> _Prompt_: Track down each line that has the word "опеки" and copy it.

=== Data supplied ===

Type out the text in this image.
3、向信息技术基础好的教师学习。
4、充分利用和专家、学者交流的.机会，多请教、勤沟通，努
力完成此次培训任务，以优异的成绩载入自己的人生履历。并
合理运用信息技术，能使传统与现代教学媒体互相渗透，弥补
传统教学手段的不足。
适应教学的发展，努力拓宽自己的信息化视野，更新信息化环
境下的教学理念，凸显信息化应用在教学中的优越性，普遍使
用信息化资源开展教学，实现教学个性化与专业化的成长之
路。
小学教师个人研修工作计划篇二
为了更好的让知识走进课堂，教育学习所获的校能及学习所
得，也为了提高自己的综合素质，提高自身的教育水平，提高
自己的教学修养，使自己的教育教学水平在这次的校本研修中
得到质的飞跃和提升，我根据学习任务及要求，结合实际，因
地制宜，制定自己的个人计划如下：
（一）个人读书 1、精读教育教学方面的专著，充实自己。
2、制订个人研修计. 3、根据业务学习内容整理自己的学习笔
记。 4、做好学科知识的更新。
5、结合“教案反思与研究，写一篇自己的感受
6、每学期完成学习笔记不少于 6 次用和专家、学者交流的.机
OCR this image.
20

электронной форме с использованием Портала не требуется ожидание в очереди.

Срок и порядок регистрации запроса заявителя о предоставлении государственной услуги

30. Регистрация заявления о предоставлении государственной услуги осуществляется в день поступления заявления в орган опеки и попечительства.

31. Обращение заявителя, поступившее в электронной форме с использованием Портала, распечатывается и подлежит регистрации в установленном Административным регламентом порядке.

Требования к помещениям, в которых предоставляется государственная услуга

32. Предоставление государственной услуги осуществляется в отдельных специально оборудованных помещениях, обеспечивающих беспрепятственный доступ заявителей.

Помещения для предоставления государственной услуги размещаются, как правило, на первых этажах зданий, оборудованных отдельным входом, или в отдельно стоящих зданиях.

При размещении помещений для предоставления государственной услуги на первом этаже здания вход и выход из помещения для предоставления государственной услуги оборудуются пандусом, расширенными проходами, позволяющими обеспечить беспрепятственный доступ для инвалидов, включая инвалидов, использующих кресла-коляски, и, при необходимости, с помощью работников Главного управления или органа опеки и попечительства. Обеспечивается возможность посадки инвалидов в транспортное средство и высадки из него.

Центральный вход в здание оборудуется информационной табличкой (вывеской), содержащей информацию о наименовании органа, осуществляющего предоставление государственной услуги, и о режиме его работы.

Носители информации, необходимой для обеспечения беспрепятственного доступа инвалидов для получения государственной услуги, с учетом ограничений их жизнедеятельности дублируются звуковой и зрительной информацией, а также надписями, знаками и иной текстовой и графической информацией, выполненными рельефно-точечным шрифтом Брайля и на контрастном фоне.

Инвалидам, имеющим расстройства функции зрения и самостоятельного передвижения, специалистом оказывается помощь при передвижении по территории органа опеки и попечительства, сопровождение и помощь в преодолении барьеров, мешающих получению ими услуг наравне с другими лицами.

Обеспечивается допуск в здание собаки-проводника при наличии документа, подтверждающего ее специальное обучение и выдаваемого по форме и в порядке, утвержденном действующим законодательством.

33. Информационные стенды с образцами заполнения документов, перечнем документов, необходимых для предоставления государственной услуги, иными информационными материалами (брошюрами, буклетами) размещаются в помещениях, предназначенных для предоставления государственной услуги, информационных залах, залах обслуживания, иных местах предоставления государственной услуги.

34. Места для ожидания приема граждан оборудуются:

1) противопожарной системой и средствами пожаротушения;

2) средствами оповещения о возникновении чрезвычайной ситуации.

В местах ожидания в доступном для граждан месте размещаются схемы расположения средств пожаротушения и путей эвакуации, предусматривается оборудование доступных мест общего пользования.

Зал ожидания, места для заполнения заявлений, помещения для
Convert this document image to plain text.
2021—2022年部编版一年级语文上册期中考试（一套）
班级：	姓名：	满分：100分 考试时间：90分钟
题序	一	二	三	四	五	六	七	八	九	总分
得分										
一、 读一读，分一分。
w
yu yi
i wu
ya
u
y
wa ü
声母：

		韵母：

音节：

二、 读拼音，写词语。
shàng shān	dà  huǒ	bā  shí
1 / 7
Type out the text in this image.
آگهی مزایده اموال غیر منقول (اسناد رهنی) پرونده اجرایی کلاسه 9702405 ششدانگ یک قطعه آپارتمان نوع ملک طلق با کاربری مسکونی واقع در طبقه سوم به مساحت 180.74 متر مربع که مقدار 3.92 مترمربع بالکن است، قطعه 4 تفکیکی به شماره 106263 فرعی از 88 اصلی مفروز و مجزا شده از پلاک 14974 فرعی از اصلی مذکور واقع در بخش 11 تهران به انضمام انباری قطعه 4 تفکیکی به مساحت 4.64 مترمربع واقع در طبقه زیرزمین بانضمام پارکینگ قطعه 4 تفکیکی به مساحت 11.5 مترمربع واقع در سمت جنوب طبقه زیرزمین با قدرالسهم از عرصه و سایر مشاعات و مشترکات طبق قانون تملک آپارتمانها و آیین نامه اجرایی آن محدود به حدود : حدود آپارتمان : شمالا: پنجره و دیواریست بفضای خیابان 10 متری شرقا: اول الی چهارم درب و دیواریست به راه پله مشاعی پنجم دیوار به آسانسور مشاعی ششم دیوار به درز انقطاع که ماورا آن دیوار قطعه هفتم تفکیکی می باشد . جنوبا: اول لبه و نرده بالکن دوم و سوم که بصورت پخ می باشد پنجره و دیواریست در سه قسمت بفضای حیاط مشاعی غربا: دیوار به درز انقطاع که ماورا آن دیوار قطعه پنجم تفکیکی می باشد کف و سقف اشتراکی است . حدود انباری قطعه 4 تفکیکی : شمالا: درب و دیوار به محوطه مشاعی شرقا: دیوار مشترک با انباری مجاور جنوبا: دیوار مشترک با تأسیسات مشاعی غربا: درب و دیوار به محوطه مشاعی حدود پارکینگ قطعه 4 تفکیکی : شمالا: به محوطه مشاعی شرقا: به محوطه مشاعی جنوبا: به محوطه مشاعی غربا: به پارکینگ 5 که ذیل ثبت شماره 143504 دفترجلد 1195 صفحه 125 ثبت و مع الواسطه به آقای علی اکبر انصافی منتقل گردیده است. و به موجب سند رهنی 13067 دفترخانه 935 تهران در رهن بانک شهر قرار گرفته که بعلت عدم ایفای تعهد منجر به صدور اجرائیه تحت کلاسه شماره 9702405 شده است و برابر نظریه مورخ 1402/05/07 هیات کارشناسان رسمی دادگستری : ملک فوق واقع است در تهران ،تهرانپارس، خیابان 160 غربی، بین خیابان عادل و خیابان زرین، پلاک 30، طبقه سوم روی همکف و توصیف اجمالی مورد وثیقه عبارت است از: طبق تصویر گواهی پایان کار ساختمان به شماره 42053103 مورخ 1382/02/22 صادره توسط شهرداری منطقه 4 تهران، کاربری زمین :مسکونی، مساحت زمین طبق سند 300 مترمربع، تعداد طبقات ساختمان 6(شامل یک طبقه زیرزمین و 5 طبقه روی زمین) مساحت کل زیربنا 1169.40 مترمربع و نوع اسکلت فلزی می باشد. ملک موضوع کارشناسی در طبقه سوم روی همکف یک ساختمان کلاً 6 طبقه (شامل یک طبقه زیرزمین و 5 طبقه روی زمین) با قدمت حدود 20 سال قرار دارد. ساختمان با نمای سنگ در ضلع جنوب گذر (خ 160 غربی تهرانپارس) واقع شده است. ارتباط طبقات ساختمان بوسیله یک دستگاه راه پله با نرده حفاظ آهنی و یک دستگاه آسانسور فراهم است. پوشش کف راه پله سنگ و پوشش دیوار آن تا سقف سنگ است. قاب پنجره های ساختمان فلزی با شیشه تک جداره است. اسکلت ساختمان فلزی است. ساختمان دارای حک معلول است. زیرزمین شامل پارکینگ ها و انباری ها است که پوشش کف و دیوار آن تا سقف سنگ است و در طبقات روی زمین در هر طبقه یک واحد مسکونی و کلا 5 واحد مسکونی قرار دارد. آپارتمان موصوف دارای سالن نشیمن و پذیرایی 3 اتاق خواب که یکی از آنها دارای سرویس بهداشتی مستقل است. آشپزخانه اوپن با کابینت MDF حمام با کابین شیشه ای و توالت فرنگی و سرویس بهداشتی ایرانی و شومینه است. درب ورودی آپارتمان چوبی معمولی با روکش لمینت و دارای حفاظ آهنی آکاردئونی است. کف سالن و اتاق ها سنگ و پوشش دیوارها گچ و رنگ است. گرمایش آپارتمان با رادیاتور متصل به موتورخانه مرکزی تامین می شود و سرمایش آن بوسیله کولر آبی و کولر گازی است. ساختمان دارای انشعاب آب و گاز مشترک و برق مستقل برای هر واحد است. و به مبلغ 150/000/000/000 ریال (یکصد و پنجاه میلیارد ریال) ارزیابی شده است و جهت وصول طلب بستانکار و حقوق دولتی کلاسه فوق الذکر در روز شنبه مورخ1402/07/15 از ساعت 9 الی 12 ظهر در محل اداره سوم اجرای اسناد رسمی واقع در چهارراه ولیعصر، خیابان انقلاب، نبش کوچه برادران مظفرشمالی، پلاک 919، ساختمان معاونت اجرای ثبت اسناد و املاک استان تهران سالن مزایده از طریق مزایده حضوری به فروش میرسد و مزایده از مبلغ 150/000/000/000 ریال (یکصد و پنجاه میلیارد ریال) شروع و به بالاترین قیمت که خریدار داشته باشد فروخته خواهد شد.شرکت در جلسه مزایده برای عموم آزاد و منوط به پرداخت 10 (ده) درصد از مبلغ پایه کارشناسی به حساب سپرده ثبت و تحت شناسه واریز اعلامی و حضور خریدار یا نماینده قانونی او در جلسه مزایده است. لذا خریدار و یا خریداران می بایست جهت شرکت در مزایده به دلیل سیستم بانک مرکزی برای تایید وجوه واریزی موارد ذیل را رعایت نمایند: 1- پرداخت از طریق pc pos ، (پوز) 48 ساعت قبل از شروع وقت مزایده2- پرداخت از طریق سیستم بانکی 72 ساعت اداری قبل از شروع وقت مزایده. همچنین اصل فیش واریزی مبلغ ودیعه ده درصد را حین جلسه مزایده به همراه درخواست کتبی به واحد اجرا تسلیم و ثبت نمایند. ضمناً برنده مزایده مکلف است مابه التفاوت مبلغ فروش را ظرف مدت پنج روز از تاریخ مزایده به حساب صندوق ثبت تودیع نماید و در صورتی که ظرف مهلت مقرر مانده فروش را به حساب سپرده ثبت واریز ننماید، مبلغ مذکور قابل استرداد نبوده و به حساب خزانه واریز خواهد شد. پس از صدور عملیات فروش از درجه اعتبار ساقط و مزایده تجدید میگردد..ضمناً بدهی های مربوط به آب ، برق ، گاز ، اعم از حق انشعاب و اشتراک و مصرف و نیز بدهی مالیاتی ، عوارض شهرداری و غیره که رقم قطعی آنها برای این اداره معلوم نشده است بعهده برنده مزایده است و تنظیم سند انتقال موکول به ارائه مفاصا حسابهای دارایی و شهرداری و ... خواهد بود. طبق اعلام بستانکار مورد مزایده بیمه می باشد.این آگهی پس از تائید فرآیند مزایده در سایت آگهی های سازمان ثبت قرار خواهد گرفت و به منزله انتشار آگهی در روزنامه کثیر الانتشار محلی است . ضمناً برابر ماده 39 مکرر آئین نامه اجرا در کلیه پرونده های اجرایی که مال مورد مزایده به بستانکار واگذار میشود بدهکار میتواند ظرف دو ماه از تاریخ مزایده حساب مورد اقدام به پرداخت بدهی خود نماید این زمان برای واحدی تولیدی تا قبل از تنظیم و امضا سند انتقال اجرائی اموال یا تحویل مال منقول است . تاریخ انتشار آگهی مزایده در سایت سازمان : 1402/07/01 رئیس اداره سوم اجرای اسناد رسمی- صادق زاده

===

> _The response_:
30. Регистрация заявления о предоставлении государственной услуги осуществляется в день поступления заявления в орган опеки и попечительства.
При размещении помещений для предоставления государственной услуги на первом этаже здания вход и выход из помещения для предоставления государственной услуги оборудуются пандусом, расширенными проходами, позволяющими обеспечить беспрепятственный доступ для инвалидов, включая инвалидов, использующих кресла-коляски, и, при необходимости, с помощью работников Главного управления или органа опеки и попечительства. Обеспечивается возможность посадки инвалидов в транспортное средство и высадки из него.
Инвалидам, имеющим расстройства функции зрения и самостоятельного передвижения, специалистом оказывается помощь при передвижении по территории органа опеки и попечительства, сопровождение и помощь в преодолении барьеров, мешающих получению ими услуг наравне с другими лицами.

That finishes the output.